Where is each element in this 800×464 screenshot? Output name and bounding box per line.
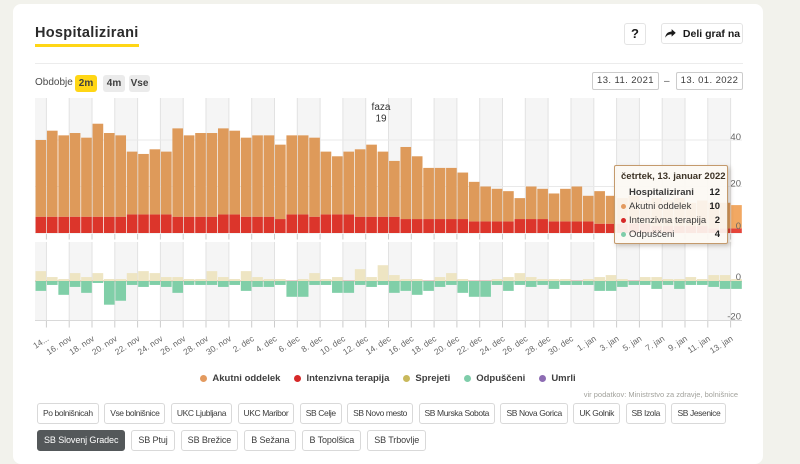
svg-text:7. jan: 7. jan <box>643 333 666 353</box>
svg-text:4. dec: 4. dec <box>254 333 279 354</box>
svg-text:9. jan: 9. jan <box>666 333 689 353</box>
svg-text:1. jan: 1. jan <box>575 333 598 353</box>
svg-text:11. jan: 11. jan <box>686 333 713 355</box>
svg-text:5. jan: 5. jan <box>621 333 644 353</box>
svg-text:3. jan: 3. jan <box>598 333 621 353</box>
svg-text:faza: faza <box>372 102 391 113</box>
svg-text:40: 40 <box>730 132 741 143</box>
svg-text:30. dec: 30. dec <box>546 333 575 357</box>
svg-text:0: 0 <box>736 221 741 232</box>
svg-text:-20: -20 <box>727 311 741 322</box>
svg-text:20: 20 <box>730 178 741 189</box>
svg-text:6. dec: 6. dec <box>277 333 302 354</box>
svg-text:13. jan: 13. jan <box>708 333 735 355</box>
svg-text:30. nov: 30. nov <box>204 333 233 357</box>
svg-text:0: 0 <box>736 272 741 283</box>
svg-text:2. dec: 2. dec <box>231 333 256 354</box>
svg-text:19: 19 <box>375 114 387 125</box>
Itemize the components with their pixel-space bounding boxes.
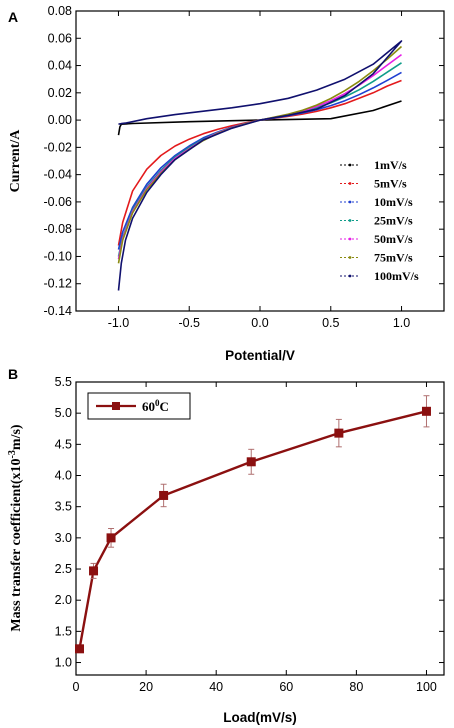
- panel-b-ticks: [75, 381, 444, 675]
- panel-a-y-tick-label: -0.06: [44, 195, 73, 209]
- panel-b-y-tick-label: 4.5: [55, 437, 72, 451]
- panel-b-y-tick-label: 5.0: [55, 406, 72, 420]
- panel-b-legend-end: C: [160, 399, 169, 414]
- panel-b-y-axis-label: Mass transfer coefficient(x10-3m/s): [7, 424, 24, 631]
- panel-a-series-line-25mV-per-s: [117, 62, 402, 257]
- panel-b-y-tick-label: 2.5: [55, 562, 72, 576]
- panel-a-x-tick-label: -0.5: [178, 316, 200, 330]
- panel-b-y-tick-label: 5.5: [55, 375, 72, 389]
- panel-b-legend-marker: [112, 402, 120, 410]
- panel-b-legend-text: 600C: [142, 398, 169, 414]
- panel-b-legend: 600C: [87, 392, 191, 420]
- panel-b: B 5.5 5.0 4.5 4.0 3.5 3.0 2.5 2.0 1.5 1.0 0 20 40 60…: [7, 366, 445, 725]
- panel-b-y-tick-label: 3.0: [55, 531, 72, 545]
- panel-a-series-line-1mV-per-s: [117, 100, 402, 136]
- panel-b-legend-sup: 0: [155, 398, 160, 408]
- panel-b-y-tick-label: 4.0: [55, 469, 72, 483]
- panel-a-y-tick-label: 0.08: [48, 4, 72, 18]
- panel-a-legend-marker: [348, 237, 352, 241]
- panel-b-plot-frame: [75, 381, 445, 676]
- panel-b-legend-name: 60: [142, 399, 155, 414]
- panel-a-legend-label: 50mV/s: [374, 232, 413, 246]
- panel-a-y-tick-label: -0.08: [44, 222, 73, 236]
- panel-a-legend-marker: [348, 256, 352, 259]
- panel-b-data-point: [246, 457, 256, 467]
- panel-a-series-line-100mV-per-s: [117, 40, 403, 291]
- panel-a-ticks: [76, 10, 444, 312]
- panel-a-legend: 1mV/s 5mV/s 10mV/s 25mV/s 50mV/s 75mV/s 100mV/…: [340, 158, 419, 283]
- panel-a-y-axis-label: Current/A: [8, 129, 23, 193]
- panel-a-x-tick-labels: -1.0 -0.5 0.0 0.5 1.0: [108, 316, 411, 330]
- panel-b-label: B: [8, 366, 18, 382]
- panel-b-y-tick-label: 1.5: [55, 624, 72, 638]
- panel-a-y-tick-label: 0.06: [48, 31, 72, 45]
- panel-b-data-point: [421, 406, 431, 416]
- panel-a-legend-label: 100mV/s: [374, 269, 419, 283]
- panel-a-x-tick-label: 1.0: [393, 316, 410, 330]
- panel-b-data-point: [89, 566, 99, 576]
- panel-b-series: [75, 395, 431, 654]
- panel-b-y-label-end: m/s): [9, 424, 24, 450]
- panel-a-legend-label: 25mV/s: [374, 214, 413, 228]
- panel-a-legend-label: 75mV/s: [374, 251, 413, 265]
- panel-b-series-line: [78, 410, 427, 650]
- panel-a-legend-marker: [348, 219, 352, 222]
- panel-b-x-tick-label: 40: [209, 680, 223, 694]
- panel-a-y-tick-labels: 0.08 0.06 0.04 0.02 0.00 -0.02 -0.04 -0.06 -0.08…: [44, 4, 73, 318]
- panel-a-x-tick-label: 0.0: [251, 316, 268, 330]
- panel-b-y-tick-labels: 5.5 5.0 4.5 4.0 3.5 3.0 2.5 2.0 1.5 1.0: [55, 375, 72, 670]
- panel-b-x-tick-label: 20: [139, 680, 153, 694]
- panel-a-curves: [117, 40, 403, 291]
- panel-a-x-axis-label: Potential/V: [225, 348, 295, 363]
- panel-a-y-tick-label: -0.14: [44, 304, 73, 318]
- panel-b-y-label-main: Mass transfer coefficient(x10: [9, 458, 24, 631]
- panel-b-y-tick-label: 1.0: [55, 656, 72, 670]
- panel-b-x-axis-label: Load(mV/s): [223, 710, 297, 725]
- panel-b-x-tick-label: 100: [416, 680, 437, 694]
- panel-a-legend-marker: [348, 274, 352, 278]
- panel-a-y-tick-label: 0.04: [48, 59, 72, 73]
- panel-a-y-tick-label: -0.12: [44, 277, 73, 291]
- panel-a-legend-marker: [348, 163, 352, 167]
- panel-a-label: A: [8, 9, 18, 25]
- panel-b-data-point: [75, 644, 85, 654]
- panel-b-y-tick-label: 3.5: [55, 500, 72, 514]
- panel-a-legend-label: 5mV/s: [374, 177, 407, 191]
- panel-a-y-tick-label: -0.02: [44, 140, 73, 154]
- panel-a-legend-label: 1mV/s: [374, 158, 407, 172]
- panel-a-legend-label: 10mV/s: [374, 195, 413, 209]
- panel-a-y-tick-label: -0.04: [44, 168, 73, 182]
- panel-a-y-tick-label: 0.02: [48, 86, 72, 100]
- panel-a-y-tick-label: 0.00: [48, 113, 72, 127]
- panel-b-data-point: [334, 428, 344, 438]
- panel-b-data-point: [106, 533, 116, 543]
- panel-b-x-tick-labels: 0 20 40 60 80 100: [73, 680, 437, 694]
- panel-a: A 0.08 0.06 0.04 0.02 0.00 -0.02 -0.04 -0.06 -0.…: [8, 4, 445, 363]
- panel-b-x-tick-label: 80: [349, 680, 363, 694]
- panel-b-data-point: [159, 490, 169, 500]
- panel-b-x-tick-label: 60: [279, 680, 293, 694]
- panel-a-y-tick-label: -0.10: [44, 249, 73, 263]
- panel-a-legend-marker: [348, 182, 352, 185]
- panel-b-y-tick-label: 2.0: [55, 593, 72, 607]
- panel-a-series-line-5mV-per-s: [117, 79, 402, 246]
- panel-a-x-tick-label: -1.0: [108, 316, 130, 330]
- panel-b-x-tick-label: 0: [73, 680, 80, 694]
- panel-b-y-label-sup: -3: [7, 450, 18, 458]
- panel-a-x-tick-label: 0.5: [322, 316, 339, 330]
- panel-a-legend-marker: [348, 200, 352, 204]
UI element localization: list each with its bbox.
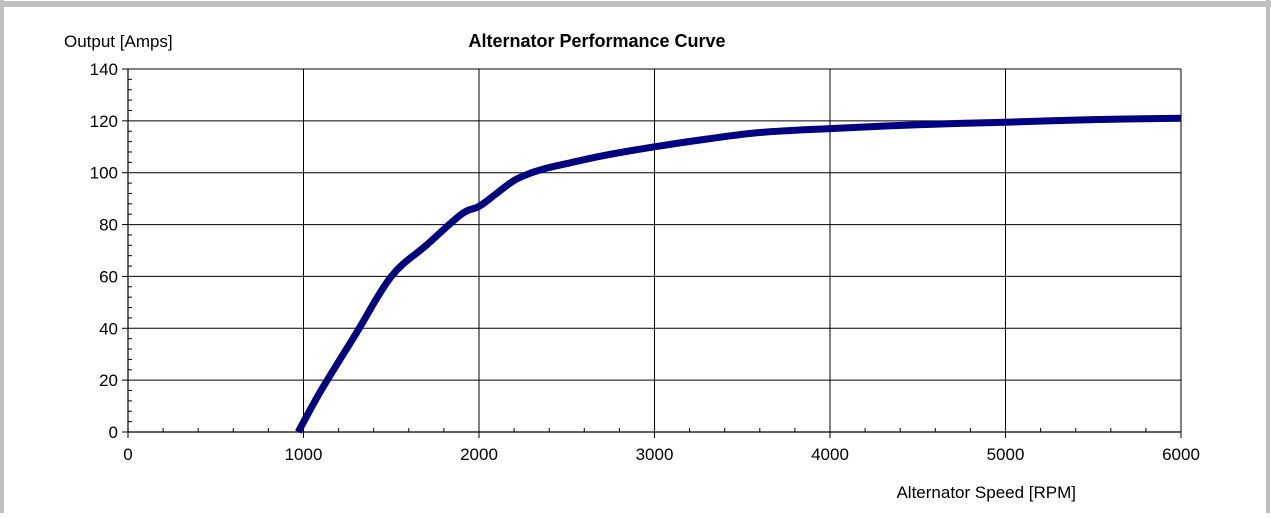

### [Stated task]
Change "legend-end" to "legend-suffix" in the items from the line with "- panel-b-ticks: [75, 381, 444, 675]" up to and including the line with "- panel-b-y-axis-label: Mass", and give only those lines, otherwise unaltered.

### [Solution]
- panel-b-ticks: [75, 381, 444, 675]
- panel-a-y-tick-label: -0.06: [44, 195, 73, 209]
- panel-b-y-tick-label: 4.5: [55, 437, 72, 451]
- panel-b-y-tick-label: 5.0: [55, 406, 72, 420]
- panel-b-legend-suffix: C: [160, 399, 169, 414]
- panel-b-y-axis-label: Mass transfer coefficient(x10-3m/s): [7, 424, 24, 631]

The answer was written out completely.